* [PROBLEMS AND TASKS]:
A. In the comments on SaaS and AI, which tool is named for self-hosting a status page?
B. From the comments on SaaS and AI, reproduce the part that opens with the words containing "But to take" and closes with "the most part.".

* [PASSAGE TO READ]:

*** Begin section ***

Nah even the trivial part is too much for most businesses to do themselves.
Most companies aren’t going to opt for a bespoke solution to things if something tried and true already exists. Maybe the really small simple applications will be affected, but the ones with hundreds of features and years of experience will be fine.
>This is fundamentally the argument against all "SaaS is dead due to AI" claims.
The steelman version of "SaaS is dead due to AI" isn't that SaaS companies will disappear, it's that competition will greatly intensify, to the extent that it becomes a commodity business with thin margins, rather than the money printer it is today.
> This is fundamentally the argument against all "SaaS is dead due to AI" claims.
True, All as in everything. I think Anthropic is extremely silly for thinking that and maybe even a bit delusional.
But to take the devil sides here, maybe some might be a better accurate term as to be honest, Status pages are a mission critical. Imagine this page landed 404 and the panic then vs now. Also I can be wrong, I usually am but status page innovation is more devops oriented than software itself. Basically how do you keep the status page website as having the best status time of itself (imagine it goes down) and its needed 24x7 as outage can happen anytime.
I do feel like status pages are more the exception than the norm in how mission critical they can be, again I can be wrong. Also you can self host status page easily yourself if you wish (UptimeKuma is awesome!) on a 7$/yr vps and there are so many free options available out there and its very much a competitive space to be in and basically no lock-in for the most part.
Replicating the basic functionality for most SaaS is trivial, it's the "everything else" part that you're actually paying for.

*** End section ***

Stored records
*** Begin section ***

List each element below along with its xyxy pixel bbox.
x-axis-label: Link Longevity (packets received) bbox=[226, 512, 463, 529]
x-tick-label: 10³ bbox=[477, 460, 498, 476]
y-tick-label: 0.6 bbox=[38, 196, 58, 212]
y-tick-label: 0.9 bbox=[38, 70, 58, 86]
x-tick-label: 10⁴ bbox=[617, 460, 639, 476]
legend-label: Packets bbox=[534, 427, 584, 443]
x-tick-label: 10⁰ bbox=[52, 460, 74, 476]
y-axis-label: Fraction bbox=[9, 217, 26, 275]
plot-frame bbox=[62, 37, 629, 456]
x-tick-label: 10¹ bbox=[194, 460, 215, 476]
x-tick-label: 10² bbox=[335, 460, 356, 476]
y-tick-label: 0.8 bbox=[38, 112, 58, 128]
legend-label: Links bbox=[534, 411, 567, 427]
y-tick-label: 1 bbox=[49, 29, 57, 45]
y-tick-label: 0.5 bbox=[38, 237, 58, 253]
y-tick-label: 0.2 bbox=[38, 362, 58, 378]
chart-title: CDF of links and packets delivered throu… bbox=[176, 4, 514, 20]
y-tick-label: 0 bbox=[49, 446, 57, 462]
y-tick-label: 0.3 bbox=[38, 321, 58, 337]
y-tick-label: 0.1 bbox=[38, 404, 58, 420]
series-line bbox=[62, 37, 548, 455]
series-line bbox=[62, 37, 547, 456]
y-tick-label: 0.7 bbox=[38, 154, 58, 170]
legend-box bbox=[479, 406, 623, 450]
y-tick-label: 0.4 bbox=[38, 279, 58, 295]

*** End section ***

* [TASK-BY-TASK RESULTS]:
A. UptimeKuma.

B.
But to take the devil sides here, maybe some might be a better accurate term as to be honest, Status pages are a mission critical. Imagine this page landed 404 and the panic then vs now. Also I can be wrong, I usually am but status page innovation is more devops oriented than software itself. Basically how do you keep the status page website as having the best status time of itself (imagine it goes down) and its needed 24x7 as outage can happen anytime.
I do feel like status pages are more the exception than the norm in how mission critical they can be, again I can be wrong. Also you can self host status page easily yourself if you wish (UptimeKuma is awesome!) on a 7$/yr vps and there are so many free options available out there and its very much a competitive space to be in and basically no lock-in for the most part.